→ Exercise prompt:
Which lines below hold the word "name"? Report each one.

• • •

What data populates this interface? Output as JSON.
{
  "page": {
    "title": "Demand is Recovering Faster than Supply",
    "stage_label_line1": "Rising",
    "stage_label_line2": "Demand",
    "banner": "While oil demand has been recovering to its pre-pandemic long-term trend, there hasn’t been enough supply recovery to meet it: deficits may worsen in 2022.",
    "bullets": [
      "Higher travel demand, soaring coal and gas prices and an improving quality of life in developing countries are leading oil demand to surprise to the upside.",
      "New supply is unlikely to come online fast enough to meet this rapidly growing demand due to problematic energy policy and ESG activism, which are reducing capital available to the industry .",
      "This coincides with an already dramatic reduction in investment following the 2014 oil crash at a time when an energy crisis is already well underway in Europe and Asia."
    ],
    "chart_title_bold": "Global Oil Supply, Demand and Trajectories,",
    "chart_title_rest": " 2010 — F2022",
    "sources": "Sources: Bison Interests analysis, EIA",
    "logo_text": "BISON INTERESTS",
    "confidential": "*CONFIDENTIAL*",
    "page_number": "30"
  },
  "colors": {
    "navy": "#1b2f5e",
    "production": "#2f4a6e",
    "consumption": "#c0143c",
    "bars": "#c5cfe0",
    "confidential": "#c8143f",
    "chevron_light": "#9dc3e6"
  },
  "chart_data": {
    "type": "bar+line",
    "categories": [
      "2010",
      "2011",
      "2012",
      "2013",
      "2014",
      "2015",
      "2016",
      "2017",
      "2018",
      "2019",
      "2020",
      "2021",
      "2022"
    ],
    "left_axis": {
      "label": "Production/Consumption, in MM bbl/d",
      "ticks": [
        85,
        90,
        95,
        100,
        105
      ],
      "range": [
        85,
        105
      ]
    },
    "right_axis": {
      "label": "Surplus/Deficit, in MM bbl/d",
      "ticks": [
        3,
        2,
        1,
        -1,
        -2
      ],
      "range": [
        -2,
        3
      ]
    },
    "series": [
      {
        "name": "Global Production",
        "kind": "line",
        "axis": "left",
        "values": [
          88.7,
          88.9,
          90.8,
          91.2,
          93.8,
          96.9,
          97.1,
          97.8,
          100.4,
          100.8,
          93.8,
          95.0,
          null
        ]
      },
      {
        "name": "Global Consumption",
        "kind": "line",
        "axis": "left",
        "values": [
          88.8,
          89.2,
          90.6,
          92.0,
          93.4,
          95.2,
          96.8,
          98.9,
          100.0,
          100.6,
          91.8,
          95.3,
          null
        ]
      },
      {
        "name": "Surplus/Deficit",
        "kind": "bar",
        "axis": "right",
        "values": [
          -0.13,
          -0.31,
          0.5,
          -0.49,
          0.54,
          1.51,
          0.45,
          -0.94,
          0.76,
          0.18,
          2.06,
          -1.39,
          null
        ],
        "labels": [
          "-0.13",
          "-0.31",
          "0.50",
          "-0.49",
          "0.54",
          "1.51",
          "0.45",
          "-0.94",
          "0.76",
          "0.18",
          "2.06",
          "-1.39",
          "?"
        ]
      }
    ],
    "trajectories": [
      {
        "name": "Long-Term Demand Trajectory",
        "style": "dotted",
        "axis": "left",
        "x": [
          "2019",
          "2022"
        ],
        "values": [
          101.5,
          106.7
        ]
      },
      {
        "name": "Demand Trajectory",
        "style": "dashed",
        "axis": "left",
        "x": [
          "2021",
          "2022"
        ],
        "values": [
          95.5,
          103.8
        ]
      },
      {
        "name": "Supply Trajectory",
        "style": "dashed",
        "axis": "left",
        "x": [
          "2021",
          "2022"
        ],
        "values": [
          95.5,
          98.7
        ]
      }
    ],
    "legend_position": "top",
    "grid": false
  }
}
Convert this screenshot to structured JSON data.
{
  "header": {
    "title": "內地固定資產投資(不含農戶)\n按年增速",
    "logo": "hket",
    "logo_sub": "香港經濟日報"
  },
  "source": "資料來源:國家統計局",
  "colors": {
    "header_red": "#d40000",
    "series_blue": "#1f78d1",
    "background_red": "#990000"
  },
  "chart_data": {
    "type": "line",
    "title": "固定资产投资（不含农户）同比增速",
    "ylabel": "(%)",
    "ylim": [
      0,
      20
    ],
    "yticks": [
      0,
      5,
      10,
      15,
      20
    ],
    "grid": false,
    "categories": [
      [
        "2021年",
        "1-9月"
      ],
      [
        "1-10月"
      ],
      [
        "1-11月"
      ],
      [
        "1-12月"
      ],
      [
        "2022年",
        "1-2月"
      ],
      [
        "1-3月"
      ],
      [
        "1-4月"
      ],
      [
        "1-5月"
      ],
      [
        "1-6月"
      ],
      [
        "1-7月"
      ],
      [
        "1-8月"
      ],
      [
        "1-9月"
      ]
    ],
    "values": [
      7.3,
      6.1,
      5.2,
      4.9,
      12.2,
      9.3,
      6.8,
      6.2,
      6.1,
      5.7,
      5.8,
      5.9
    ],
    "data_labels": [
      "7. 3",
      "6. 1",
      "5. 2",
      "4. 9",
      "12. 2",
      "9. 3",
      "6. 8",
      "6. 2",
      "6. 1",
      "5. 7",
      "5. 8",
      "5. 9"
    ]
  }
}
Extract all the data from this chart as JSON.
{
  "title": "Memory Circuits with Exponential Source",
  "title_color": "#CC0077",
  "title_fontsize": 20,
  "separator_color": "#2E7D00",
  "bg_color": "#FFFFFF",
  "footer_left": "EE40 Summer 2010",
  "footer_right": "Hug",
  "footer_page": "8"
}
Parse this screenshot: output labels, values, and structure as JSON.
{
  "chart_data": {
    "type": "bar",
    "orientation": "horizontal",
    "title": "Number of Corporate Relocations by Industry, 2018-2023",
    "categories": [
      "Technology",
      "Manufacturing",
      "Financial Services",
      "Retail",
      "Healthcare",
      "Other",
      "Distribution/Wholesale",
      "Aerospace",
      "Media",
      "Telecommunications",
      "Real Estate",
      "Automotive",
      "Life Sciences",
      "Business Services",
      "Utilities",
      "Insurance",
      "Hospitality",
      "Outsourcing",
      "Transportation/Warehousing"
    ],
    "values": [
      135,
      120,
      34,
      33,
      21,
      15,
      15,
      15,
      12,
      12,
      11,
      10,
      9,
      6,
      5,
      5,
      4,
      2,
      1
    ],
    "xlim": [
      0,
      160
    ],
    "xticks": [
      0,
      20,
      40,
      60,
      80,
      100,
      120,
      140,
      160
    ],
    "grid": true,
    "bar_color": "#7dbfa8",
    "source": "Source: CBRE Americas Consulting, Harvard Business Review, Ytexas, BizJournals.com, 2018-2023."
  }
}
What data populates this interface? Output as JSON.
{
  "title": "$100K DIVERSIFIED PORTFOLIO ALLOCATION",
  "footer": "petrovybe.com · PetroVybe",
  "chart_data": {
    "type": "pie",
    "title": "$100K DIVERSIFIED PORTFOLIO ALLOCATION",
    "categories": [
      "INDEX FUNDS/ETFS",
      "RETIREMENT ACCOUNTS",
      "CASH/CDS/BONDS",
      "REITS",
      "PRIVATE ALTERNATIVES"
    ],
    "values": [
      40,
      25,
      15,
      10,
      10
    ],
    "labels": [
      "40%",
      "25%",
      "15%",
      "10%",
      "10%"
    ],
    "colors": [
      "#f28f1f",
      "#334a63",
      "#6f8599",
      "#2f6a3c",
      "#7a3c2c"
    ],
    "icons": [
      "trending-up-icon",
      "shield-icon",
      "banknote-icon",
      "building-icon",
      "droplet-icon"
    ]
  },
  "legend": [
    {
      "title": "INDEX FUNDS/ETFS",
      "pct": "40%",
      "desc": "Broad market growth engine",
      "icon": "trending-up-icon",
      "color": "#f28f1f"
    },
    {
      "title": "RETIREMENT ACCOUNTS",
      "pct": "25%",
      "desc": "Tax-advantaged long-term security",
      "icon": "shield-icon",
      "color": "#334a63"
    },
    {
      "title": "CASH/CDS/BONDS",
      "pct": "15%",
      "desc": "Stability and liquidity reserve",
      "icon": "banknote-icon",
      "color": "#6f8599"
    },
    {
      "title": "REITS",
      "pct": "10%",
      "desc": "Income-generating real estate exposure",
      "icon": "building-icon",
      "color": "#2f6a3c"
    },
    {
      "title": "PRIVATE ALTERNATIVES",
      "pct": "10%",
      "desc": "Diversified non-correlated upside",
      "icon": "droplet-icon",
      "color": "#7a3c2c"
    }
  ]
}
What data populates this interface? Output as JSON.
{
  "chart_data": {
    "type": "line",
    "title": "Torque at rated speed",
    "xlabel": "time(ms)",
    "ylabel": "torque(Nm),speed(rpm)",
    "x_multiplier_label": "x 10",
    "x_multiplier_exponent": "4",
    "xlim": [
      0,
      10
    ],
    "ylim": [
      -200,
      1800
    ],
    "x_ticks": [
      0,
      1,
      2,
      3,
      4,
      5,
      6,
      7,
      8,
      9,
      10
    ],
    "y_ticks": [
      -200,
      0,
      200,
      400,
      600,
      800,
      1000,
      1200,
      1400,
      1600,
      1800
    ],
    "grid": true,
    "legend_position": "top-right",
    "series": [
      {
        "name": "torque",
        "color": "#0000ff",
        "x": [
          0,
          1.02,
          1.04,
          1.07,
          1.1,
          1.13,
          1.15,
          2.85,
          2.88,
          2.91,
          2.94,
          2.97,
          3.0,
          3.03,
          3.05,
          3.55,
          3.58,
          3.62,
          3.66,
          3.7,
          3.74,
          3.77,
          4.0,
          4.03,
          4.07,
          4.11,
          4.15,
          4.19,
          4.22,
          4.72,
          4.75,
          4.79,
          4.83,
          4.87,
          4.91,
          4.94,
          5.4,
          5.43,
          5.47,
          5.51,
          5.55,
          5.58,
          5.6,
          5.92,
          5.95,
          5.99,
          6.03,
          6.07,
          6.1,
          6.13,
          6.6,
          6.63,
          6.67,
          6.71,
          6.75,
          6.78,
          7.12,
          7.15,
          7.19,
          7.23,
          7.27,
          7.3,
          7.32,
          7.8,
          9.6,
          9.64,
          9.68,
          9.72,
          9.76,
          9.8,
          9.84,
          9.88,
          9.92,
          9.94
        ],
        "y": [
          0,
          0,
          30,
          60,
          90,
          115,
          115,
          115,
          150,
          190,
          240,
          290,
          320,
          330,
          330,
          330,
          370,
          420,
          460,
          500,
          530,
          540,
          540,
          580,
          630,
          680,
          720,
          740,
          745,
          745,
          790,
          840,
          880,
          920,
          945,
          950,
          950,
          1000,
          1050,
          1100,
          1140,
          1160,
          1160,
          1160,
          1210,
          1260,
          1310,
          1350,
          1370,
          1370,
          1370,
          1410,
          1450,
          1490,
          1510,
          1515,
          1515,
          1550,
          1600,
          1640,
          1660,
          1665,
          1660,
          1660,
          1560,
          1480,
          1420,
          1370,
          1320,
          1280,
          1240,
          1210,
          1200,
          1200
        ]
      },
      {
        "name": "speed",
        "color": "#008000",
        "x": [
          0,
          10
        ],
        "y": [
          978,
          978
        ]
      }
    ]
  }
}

• • •

→ Result:
        "name": "Global Production",
        "name": "Global Consumption",
        "name": "Surplus/Deficit",
        "name": "Long-Term Demand Trajectory",
        "name": "Demand Trajectory",
        "name": "Supply Trajectory",
        "name": "torque",
        "name": "speed",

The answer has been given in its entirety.